▸ Work instructions
Work through the data below line by line and say how many lines hold "What"; give only the number.

>> BEGIN

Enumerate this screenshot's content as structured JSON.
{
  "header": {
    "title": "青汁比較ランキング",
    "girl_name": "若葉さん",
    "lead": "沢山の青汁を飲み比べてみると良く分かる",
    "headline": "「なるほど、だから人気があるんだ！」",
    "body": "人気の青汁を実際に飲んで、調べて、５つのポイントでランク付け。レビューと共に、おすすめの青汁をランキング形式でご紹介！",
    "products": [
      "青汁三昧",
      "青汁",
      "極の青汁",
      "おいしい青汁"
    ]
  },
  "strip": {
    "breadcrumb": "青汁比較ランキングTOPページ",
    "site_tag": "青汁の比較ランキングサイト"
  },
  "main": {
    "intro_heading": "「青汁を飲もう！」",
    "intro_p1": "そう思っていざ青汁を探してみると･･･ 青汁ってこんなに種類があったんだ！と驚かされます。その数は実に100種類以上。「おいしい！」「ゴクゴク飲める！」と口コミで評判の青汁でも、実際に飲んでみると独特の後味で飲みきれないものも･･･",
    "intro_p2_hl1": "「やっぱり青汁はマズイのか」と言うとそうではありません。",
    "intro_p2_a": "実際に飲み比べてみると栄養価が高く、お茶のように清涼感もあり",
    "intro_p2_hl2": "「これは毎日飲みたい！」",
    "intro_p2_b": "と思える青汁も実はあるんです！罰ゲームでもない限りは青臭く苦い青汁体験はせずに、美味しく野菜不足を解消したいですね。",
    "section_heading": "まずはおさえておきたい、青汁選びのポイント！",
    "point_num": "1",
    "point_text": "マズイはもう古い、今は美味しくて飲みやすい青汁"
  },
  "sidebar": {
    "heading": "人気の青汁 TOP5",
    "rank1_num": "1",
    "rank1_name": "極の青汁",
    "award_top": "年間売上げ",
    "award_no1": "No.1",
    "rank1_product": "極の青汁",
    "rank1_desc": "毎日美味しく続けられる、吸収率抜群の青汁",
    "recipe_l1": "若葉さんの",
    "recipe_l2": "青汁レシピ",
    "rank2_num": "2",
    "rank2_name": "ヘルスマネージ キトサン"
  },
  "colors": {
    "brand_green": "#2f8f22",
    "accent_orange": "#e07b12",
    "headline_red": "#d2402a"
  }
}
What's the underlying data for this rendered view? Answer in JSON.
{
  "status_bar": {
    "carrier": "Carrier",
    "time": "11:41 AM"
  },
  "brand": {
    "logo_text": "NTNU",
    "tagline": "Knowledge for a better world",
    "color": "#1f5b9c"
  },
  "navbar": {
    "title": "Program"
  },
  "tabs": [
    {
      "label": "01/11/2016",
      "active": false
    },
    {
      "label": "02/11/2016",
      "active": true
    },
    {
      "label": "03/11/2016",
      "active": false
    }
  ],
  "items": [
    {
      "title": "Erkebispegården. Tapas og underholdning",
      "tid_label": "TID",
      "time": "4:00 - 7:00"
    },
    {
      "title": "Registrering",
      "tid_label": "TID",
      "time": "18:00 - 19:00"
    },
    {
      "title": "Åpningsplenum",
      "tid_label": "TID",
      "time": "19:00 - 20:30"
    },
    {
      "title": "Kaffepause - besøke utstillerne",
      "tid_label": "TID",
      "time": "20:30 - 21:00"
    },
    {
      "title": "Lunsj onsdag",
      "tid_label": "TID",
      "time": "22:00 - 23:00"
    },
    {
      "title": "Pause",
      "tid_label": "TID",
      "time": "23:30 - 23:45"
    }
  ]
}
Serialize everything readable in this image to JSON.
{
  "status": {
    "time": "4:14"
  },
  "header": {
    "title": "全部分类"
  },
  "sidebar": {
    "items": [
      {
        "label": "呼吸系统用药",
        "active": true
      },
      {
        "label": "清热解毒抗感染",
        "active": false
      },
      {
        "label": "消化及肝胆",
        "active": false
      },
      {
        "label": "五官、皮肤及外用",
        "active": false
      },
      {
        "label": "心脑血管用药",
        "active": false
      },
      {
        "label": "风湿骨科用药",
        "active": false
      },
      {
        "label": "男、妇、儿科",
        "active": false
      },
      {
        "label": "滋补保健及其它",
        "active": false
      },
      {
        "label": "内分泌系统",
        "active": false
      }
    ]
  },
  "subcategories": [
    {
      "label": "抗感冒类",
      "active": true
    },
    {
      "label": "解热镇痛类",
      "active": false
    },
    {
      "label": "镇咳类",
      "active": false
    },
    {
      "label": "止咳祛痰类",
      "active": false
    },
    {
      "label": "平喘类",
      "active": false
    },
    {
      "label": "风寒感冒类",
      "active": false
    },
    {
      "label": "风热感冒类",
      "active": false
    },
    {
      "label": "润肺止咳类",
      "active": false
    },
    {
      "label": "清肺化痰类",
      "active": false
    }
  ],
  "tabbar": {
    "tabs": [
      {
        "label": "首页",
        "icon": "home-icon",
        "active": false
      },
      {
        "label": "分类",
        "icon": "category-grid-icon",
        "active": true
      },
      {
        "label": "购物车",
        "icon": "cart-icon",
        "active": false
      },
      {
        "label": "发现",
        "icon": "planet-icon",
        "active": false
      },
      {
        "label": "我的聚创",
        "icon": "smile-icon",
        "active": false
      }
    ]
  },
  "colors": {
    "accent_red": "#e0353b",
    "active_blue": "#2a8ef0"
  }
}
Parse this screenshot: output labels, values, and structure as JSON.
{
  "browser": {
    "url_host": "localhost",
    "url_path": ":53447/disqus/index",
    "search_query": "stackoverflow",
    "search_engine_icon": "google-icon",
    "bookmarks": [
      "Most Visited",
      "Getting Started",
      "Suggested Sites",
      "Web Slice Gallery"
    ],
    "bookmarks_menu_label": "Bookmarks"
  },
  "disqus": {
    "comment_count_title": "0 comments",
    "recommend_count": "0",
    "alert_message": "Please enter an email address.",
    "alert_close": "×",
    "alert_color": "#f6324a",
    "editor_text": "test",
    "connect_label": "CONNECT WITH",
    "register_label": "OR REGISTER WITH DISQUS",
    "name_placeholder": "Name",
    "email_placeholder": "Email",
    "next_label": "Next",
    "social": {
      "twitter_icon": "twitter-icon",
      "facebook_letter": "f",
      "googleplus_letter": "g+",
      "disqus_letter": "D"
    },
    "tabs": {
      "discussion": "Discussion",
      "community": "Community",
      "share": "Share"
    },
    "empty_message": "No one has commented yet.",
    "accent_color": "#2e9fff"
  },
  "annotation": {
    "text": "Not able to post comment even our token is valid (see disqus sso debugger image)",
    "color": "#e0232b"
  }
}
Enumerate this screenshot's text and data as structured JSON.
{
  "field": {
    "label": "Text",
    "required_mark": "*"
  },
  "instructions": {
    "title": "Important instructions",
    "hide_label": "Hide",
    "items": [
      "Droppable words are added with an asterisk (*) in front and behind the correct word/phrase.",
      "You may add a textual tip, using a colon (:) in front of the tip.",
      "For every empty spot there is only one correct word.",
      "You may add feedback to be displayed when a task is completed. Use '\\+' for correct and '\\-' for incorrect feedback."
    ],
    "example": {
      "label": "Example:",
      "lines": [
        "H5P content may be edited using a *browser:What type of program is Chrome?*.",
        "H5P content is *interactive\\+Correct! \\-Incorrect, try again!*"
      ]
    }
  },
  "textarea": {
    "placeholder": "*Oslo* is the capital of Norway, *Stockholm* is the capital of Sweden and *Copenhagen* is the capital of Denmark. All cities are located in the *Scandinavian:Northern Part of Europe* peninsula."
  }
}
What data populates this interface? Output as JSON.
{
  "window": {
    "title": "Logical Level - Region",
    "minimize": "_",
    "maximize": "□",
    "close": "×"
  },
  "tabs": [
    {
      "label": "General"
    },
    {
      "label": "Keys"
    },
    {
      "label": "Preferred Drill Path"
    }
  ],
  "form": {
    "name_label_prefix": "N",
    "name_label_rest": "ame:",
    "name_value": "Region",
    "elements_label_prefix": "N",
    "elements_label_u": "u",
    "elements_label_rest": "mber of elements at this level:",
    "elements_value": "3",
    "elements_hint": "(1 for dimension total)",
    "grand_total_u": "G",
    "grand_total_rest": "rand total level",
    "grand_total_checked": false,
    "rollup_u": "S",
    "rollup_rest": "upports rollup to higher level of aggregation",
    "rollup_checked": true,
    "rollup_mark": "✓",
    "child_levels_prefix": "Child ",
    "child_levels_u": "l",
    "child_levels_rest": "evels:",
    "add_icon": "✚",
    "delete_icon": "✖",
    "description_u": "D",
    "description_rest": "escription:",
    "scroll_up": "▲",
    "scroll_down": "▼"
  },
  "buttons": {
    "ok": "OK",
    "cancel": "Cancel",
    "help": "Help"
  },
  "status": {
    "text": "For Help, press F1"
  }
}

>> END

▸ Correct answer
3